# Material provided
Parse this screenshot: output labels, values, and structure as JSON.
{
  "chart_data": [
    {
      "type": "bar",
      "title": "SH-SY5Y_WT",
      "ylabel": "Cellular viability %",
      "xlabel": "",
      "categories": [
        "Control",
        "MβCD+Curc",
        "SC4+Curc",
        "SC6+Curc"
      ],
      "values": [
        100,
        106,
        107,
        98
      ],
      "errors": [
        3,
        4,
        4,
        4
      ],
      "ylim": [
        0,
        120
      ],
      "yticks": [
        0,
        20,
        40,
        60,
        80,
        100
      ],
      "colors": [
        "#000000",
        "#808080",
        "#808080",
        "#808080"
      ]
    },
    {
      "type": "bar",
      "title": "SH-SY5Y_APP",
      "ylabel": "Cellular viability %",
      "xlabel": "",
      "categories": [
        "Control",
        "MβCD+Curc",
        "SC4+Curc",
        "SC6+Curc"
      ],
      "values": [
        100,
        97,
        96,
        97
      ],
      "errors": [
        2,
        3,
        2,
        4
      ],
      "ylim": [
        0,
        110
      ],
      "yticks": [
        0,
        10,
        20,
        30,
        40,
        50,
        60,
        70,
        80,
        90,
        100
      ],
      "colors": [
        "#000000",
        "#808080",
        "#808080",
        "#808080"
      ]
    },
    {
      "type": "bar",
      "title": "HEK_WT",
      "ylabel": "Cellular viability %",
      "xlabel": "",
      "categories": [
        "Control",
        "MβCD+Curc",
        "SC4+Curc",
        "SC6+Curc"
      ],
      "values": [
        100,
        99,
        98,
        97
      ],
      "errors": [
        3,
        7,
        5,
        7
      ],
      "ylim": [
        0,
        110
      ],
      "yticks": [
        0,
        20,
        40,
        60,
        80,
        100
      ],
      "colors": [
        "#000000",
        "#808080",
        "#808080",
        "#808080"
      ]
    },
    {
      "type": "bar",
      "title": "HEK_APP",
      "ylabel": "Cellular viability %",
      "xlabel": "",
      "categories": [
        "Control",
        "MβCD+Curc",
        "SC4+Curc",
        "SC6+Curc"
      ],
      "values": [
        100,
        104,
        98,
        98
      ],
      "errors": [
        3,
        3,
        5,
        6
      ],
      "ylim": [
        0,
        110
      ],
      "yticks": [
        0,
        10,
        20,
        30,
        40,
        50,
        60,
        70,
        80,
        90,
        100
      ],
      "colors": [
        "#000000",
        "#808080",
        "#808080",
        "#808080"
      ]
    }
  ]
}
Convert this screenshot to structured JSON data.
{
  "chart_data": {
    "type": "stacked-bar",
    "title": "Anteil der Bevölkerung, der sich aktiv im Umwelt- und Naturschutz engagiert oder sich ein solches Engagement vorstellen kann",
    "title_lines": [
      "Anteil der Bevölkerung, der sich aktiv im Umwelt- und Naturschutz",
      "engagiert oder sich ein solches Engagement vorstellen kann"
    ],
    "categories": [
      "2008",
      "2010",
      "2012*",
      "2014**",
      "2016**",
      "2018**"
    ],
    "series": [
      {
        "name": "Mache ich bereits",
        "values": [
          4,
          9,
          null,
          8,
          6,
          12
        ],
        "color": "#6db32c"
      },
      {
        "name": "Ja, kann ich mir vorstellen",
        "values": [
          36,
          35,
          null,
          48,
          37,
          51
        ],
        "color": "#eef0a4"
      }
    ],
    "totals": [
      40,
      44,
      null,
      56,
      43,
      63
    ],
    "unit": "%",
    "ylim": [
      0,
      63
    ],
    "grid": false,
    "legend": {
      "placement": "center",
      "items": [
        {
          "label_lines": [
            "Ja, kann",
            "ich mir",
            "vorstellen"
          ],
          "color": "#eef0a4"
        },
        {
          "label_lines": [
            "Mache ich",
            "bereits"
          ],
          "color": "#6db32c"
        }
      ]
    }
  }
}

# Problem statement
Exactly reproduce the lines that run from the line with "Convert this screenshot" through the last line of the records, inclusive.

# Full answer
Convert this screenshot to structured JSON data.
{
  "chart_data": {
    "type": "stacked-bar",
    "title": "Anteil der Bevölkerung, der sich aktiv im Umwelt- und Naturschutz engagiert oder sich ein solches Engagement vorstellen kann",
    "title_lines": [
      "Anteil der Bevölkerung, der sich aktiv im Umwelt- und Naturschutz",
      "engagiert oder sich ein solches Engagement vorstellen kann"
    ],
    "categories": [
      "2008",
      "2010",
      "2012*",
      "2014**",
      "2016**",
      "2018**"
    ],
    "series": [
      {
        "name": "Mache ich bereits",
        "values": [
          4,
          9,
          null,
          8,
          6,
          12
        ],
        "color": "#6db32c"
      },
      {
        "name": "Ja, kann ich mir vorstellen",
        "values": [
          36,
          35,
          null,
          48,
          37,
          51
        ],
        "color": "#eef0a4"
      }
    ],
    "totals": [
      40,
      44,
      null,
      56,
      43,
      63
    ],
    "unit": "%",
    "ylim": [
      0,
      63
    ],
    "grid": false,
    "legend": {
      "placement": "center",
      "items": [
        {
          "label_lines": [
            "Ja, kann",
            "ich mir",
            "vorstellen"
          ],
          "color": "#eef0a4"
        },
        {
          "label_lines": [
            "Mache ich",
            "bereits"
          ],
          "color": "#6db32c"
        }
      ]
    }
  }
}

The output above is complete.